Short problem:
Reproduce the lines below without any changes, omitting the pictures from your answer.

━━ Listing ━━

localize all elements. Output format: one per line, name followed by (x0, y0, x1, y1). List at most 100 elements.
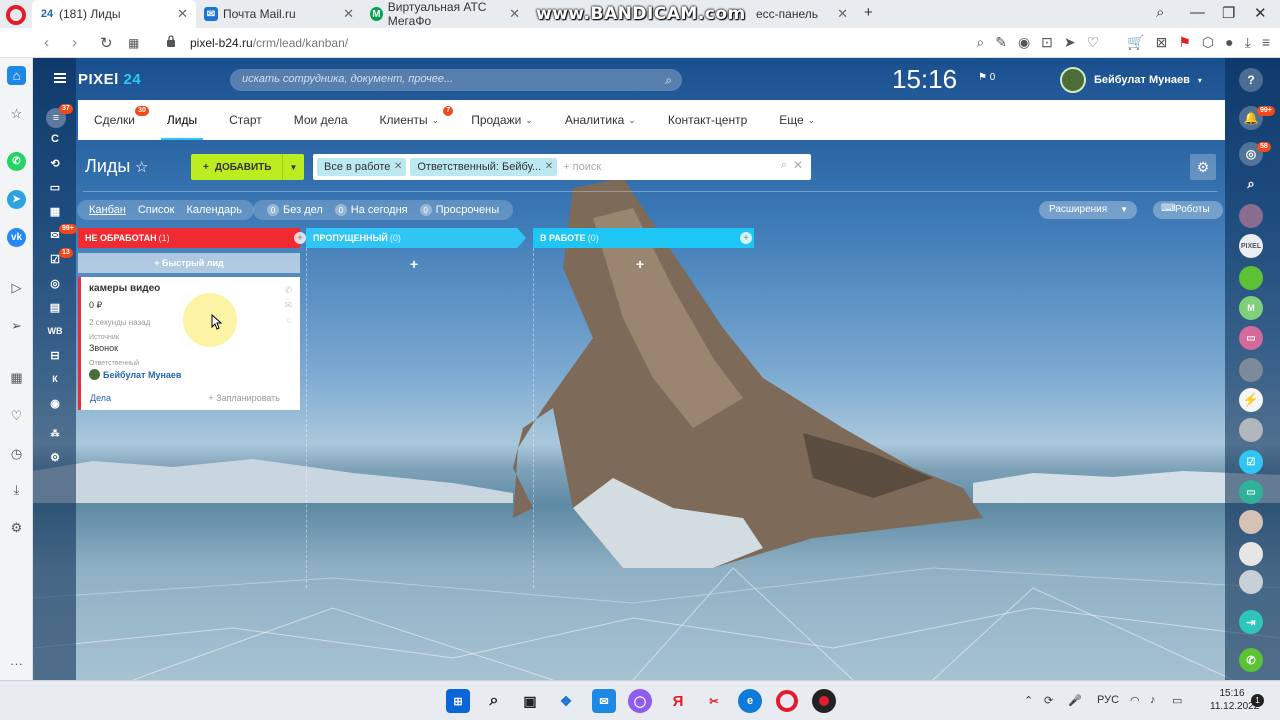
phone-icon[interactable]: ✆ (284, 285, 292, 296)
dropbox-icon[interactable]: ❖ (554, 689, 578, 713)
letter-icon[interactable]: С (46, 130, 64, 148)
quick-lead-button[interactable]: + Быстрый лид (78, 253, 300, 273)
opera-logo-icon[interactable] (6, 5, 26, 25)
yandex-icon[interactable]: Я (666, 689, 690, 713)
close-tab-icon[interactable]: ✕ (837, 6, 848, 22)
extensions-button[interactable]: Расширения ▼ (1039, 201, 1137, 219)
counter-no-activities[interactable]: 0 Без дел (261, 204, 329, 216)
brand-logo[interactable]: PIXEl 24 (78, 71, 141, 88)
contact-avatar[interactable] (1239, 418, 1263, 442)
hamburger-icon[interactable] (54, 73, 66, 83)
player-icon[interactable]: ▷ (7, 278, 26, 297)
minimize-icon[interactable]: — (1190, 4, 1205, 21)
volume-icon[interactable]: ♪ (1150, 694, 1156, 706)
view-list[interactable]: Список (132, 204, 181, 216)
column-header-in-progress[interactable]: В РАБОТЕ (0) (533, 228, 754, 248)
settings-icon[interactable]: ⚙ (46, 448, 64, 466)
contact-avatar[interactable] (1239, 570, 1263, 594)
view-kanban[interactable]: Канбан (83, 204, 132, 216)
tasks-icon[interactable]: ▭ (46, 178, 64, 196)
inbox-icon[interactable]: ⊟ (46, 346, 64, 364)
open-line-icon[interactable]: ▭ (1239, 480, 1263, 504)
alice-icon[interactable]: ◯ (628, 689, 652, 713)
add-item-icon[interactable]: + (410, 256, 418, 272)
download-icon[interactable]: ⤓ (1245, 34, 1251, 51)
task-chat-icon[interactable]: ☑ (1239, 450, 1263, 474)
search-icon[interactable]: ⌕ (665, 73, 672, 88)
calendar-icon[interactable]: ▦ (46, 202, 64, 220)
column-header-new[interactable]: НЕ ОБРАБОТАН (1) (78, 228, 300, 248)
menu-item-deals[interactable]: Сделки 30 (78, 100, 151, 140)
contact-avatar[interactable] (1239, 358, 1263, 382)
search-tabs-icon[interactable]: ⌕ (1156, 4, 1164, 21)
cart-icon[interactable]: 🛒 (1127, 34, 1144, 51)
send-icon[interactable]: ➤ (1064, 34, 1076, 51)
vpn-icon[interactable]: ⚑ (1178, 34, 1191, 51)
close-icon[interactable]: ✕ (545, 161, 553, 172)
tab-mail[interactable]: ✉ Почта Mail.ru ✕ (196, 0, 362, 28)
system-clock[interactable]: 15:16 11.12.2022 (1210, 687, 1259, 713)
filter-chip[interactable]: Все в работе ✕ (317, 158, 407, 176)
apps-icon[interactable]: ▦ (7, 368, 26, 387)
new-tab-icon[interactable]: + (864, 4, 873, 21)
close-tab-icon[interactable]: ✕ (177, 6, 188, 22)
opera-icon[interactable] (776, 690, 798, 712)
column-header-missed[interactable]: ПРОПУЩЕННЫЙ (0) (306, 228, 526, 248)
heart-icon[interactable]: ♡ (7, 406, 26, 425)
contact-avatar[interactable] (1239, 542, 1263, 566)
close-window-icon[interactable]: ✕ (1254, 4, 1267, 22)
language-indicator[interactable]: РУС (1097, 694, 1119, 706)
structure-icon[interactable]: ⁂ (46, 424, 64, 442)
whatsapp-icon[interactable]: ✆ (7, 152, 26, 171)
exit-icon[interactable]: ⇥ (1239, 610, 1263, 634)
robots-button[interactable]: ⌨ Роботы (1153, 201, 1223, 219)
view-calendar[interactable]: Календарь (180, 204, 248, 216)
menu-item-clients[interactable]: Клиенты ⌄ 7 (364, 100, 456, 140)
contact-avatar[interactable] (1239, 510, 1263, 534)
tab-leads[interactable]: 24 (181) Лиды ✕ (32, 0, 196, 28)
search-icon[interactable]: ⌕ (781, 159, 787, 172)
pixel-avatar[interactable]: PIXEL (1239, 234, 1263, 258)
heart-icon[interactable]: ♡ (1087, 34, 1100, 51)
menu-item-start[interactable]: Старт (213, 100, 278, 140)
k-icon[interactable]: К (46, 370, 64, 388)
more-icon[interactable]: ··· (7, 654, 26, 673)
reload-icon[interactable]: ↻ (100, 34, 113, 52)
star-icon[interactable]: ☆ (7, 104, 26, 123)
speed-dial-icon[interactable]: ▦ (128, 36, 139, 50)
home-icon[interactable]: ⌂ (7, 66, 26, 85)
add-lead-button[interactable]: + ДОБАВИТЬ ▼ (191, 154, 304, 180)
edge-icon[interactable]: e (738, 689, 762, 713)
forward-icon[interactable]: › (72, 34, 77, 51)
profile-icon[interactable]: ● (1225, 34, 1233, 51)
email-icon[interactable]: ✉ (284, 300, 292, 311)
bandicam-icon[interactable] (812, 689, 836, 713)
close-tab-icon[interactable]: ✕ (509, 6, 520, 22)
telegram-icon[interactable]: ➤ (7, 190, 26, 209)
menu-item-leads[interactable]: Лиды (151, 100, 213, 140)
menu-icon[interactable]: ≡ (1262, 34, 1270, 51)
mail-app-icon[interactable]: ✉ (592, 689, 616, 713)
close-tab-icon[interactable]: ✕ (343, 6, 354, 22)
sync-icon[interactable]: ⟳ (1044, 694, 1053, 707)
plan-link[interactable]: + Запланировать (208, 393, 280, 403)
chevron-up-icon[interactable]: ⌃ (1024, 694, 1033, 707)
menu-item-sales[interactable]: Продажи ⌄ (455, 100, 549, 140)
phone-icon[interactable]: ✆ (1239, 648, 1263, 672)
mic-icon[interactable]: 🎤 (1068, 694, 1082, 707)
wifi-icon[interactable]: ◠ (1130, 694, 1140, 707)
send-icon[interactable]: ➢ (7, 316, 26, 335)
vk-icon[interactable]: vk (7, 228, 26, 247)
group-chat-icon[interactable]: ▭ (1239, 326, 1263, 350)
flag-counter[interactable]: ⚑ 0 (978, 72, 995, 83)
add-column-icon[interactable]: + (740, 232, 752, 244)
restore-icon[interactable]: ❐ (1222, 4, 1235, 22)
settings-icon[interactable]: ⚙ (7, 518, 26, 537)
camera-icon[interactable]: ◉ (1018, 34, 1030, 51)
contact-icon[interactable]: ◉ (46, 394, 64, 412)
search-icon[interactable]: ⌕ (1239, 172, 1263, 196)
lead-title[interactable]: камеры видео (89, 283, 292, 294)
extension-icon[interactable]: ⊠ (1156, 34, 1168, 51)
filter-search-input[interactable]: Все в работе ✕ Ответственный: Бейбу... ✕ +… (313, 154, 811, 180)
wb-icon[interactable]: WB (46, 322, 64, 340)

━━━

The answer:
localize all elements. Output format: one per line, name followed by (x0, y0, x1, y1). List at most 100 elements.
phone-icon[interactable]: ✆ (284, 285, 292, 296)
dropbox-icon[interactable]: ❖ (554, 689, 578, 713)
letter-icon[interactable]: С (46, 130, 64, 148)
quick-lead-button[interactable]: + Быстрый лид (78, 253, 300, 273)
opera-logo-icon[interactable] (6, 5, 26, 25)
yandex-icon[interactable]: Я (666, 689, 690, 713)
close-tab-icon[interactable]: ✕ (837, 6, 848, 22)
extensions-button[interactable]: Расширения ▼ (1039, 201, 1137, 219)
counter-no-activities[interactable]: 0 Без дел (261, 204, 329, 216)
brand-logo[interactable]: PIXEl 24 (78, 71, 141, 88)
contact-avatar[interactable] (1239, 418, 1263, 442)
hamburger-icon[interactable] (54, 73, 66, 83)
player-icon[interactable]: ▷ (7, 278, 26, 297)
minimize-icon[interactable]: — (1190, 4, 1205, 21)
volume-icon[interactable]: ♪ (1150, 694, 1156, 706)
view-list[interactable]: Список (132, 204, 181, 216)
column-header-in-progress[interactable]: В РАБОТЕ (0) (533, 228, 754, 248)
settings-icon[interactable]: ⚙ (46, 448, 64, 466)
contact-avatar[interactable] (1239, 570, 1263, 594)
view-kanban[interactable]: Канбан (83, 204, 132, 216)
tasks-icon[interactable]: ▭ (46, 178, 64, 196)
inbox-icon[interactable]: ⊟ (46, 346, 64, 364)
open-line-icon[interactable]: ▭ (1239, 480, 1263, 504)
alice-icon[interactable]: ◯ (628, 689, 652, 713)
add-item-icon[interactable]: + (410, 256, 418, 272)
download-icon[interactable]: ⤓ (1245, 34, 1251, 51)
task-chat-icon[interactable]: ☑ (1239, 450, 1263, 474)
search-icon[interactable]: ⌕ (665, 73, 672, 88)
calendar-icon[interactable]: ▦ (46, 202, 64, 220)
column-header-new[interactable]: НЕ ОБРАБОТАН (1) (78, 228, 300, 248)
menu-item-deals[interactable]: Сделки 30 (78, 100, 151, 140)
contact-avatar[interactable] (1239, 358, 1263, 382)
search-tabs-icon[interactable]: ⌕ (1156, 4, 1164, 21)
cart-icon[interactable]: 🛒 (1127, 34, 1144, 51)
send-icon[interactable]: ➤ (1064, 34, 1076, 51)
vpn-icon[interactable]: ⚑ (1178, 34, 1191, 51)
close-icon[interactable]: ✕ (545, 161, 553, 172)
tab-mail[interactable]: ✉ Почта Mail.ru ✕ (196, 0, 362, 28)
system-clock[interactable]: 15:16 11.12.2022 (1210, 687, 1259, 713)
filter-chip[interactable]: Все в работе ✕ (317, 158, 407, 176)
apps-icon[interactable]: ▦ (7, 368, 26, 387)
new-tab-icon[interactable]: + (864, 4, 873, 21)
close-tab-icon[interactable]: ✕ (177, 6, 188, 22)
opera-icon[interactable] (776, 690, 798, 712)
column-header-missed[interactable]: ПРОПУЩЕННЫЙ (0) (306, 228, 526, 248)
heart-icon[interactable]: ♡ (7, 406, 26, 425)
contact-avatar[interactable] (1239, 542, 1263, 566)
close-window-icon[interactable]: ✕ (1254, 4, 1267, 22)
language-indicator[interactable]: РУС (1097, 694, 1119, 706)
structure-icon[interactable]: ⁂ (46, 424, 64, 442)
whatsapp-icon[interactable]: ✆ (7, 152, 26, 171)
exit-icon[interactable]: ⇥ (1239, 610, 1263, 634)
robots-button[interactable]: ⌨ Роботы (1153, 201, 1223, 219)
view-calendar[interactable]: Календарь (180, 204, 248, 216)
menu-item-clients[interactable]: Клиенты ⌄ 7 (364, 100, 456, 140)
contact-avatar[interactable] (1239, 510, 1263, 534)
tab-leads[interactable]: 24 (181) Лиды ✕ (32, 0, 196, 28)
search-icon[interactable]: ⌕ (781, 159, 787, 172)
pixel-avatar[interactable]: PIXEL (1239, 234, 1263, 258)
heart-icon[interactable]: ♡ (1087, 34, 1100, 51)
menu-item-start[interactable]: Старт (213, 100, 278, 140)
k-icon[interactable]: К (46, 370, 64, 388)
more-icon[interactable]: ··· (7, 654, 26, 673)
reload-icon[interactable]: ↻ (100, 34, 113, 52)
star-icon[interactable]: ☆ (7, 104, 26, 123)
speed-dial-icon[interactable]: ▦ (128, 36, 139, 50)
home-icon[interactable]: ⌂ (7, 66, 26, 85)
add-lead-button[interactable]: + ДОБАВИТЬ ▼ (191, 154, 304, 180)
edge-icon[interactable]: e (738, 689, 762, 713)
forward-icon[interactable]: › (72, 34, 77, 51)
profile-icon[interactable]: ● (1225, 34, 1233, 51)
email-icon[interactable]: ✉ (284, 300, 292, 311)
bandicam-icon[interactable] (812, 689, 836, 713)
close-tab-icon[interactable]: ✕ (509, 6, 520, 22)
telegram-icon[interactable]: ➤ (7, 190, 26, 209)
menu-item-leads[interactable]: Лиды (151, 100, 213, 140)
menu-icon[interactable]: ≡ (1262, 34, 1270, 51)
mail-app-icon[interactable]: ✉ (592, 689, 616, 713)
close-tab-icon[interactable]: ✕ (343, 6, 354, 22)
sync-icon[interactable]: ⟳ (1044, 694, 1053, 707)
plan-link[interactable]: + Запланировать (208, 393, 280, 403)
chevron-up-icon[interactable]: ⌃ (1024, 694, 1033, 707)
menu-item-sales[interactable]: Продажи ⌄ (455, 100, 549, 140)
phone-icon[interactable]: ✆ (1239, 648, 1263, 672)
mic-icon[interactable]: 🎤 (1068, 694, 1082, 707)
wifi-icon[interactable]: ◠ (1130, 694, 1140, 707)
send-icon[interactable]: ➢ (7, 316, 26, 335)
vk-icon[interactable]: vk (7, 228, 26, 247)
group-chat-icon[interactable]: ▭ (1239, 326, 1263, 350)
flag-counter[interactable]: ⚑ 0 (978, 72, 995, 83)
add-column-icon[interactable]: + (740, 232, 752, 244)
restore-icon[interactable]: ❐ (1222, 4, 1235, 22)
settings-icon[interactable]: ⚙ (7, 518, 26, 537)
camera-icon[interactable]: ◉ (1018, 34, 1030, 51)
contact-icon[interactable]: ◉ (46, 394, 64, 412)
search-icon[interactable]: ⌕ (1239, 172, 1263, 196)
lead-title[interactable]: камеры видео (89, 283, 292, 294)
extension-icon[interactable]: ⊠ (1156, 34, 1168, 51)
filter-search-input[interactable]: Все в работе ✕ Ответственный: Бейбу... ✕ +… (313, 154, 811, 180)
wb-icon[interactable]: WB (46, 322, 64, 340)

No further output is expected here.